>> Begin ROWS
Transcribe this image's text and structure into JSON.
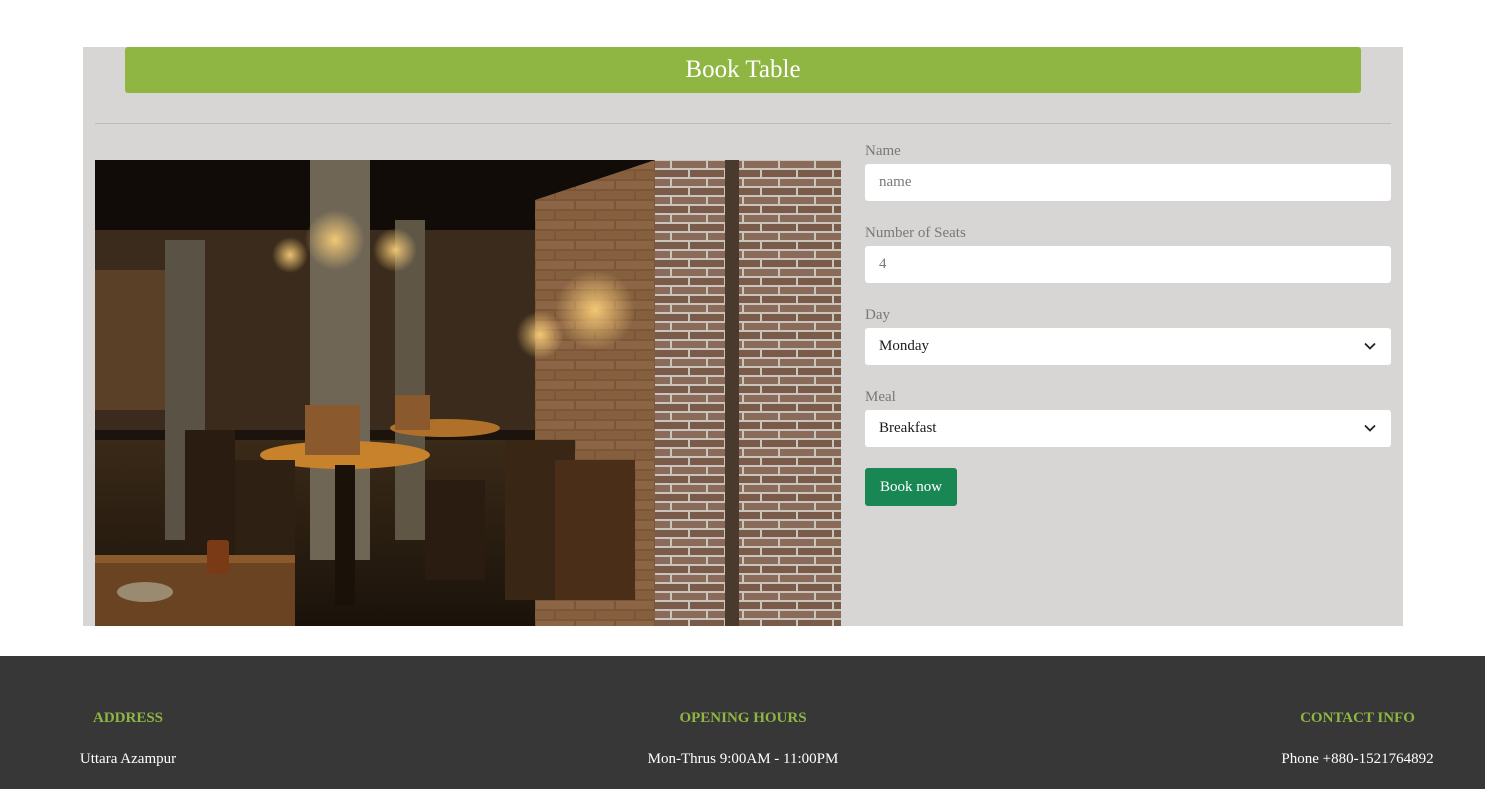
{
  "booking": {
    "title": "Book Table",
    "image_alt": "restaurant interior",
    "form": {
      "name": {
        "label": "Name",
        "placeholder": "name"
      },
      "seats": {
        "label": "Number of Seats",
        "placeholder": "4"
      },
      "day": {
        "label": "Day",
        "value": "Monday"
      },
      "meal": {
        "label": "Meal",
        "value": "Breakfast"
      },
      "submit_label": "Book now"
    }
  },
  "footer": {
    "address": {
      "heading": "ADDRESS",
      "text": "Uttara Azampur"
    },
    "hours": {
      "heading": "OPENING HOURS",
      "text": "Mon-Thrus 9:00AM - 11:00PM"
    },
    "contact": {
      "heading": "CONTACT INFO",
      "text": "Phone +880-1521764892"
    }
  },
  "colors": {
    "accent": "#8fb542",
    "button": "#198754",
    "panel": "#d8d5d5",
    "footer": "#373737"
  },
  "icons": {
    "select_arrow": "chevron-down-icon"
  }
}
>> End ROWS
PROBLEM REQUIREMENTS -
Quote every record above exactly, leaving out the pictures.

RESULT -
Transcribe this image's text and structure into JSON.
{
  "booking": {
    "title": "Book Table",
    "image_alt": "restaurant interior",
    "form": {
      "name": {
        "label": "Name",
        "placeholder": "name"
      },
      "seats": {
        "label": "Number of Seats",
        "placeholder": "4"
      },
      "day": {
        "label": "Day",
        "value": "Monday"
      },
      "meal": {
        "label": "Meal",
        "value": "Breakfast"
      },
      "submit_label": "Book now"
    }
  },
  "footer": {
    "address": {
      "heading": "ADDRESS",
      "text": "Uttara Azampur"
    },
    "hours": {
      "heading": "OPENING HOURS",
      "text": "Mon-Thrus 9:00AM - 11:00PM"
    },
    "contact": {
      "heading": "CONTACT INFO",
      "text": "Phone +880-1521764892"
    }
  },
  "colors": {
    "accent": "#8fb542",
    "button": "#198754",
    "panel": "#d8d5d5",
    "footer": "#373737"
  },
  "icons": {
    "select_arrow": "chevron-down-icon"
  }
}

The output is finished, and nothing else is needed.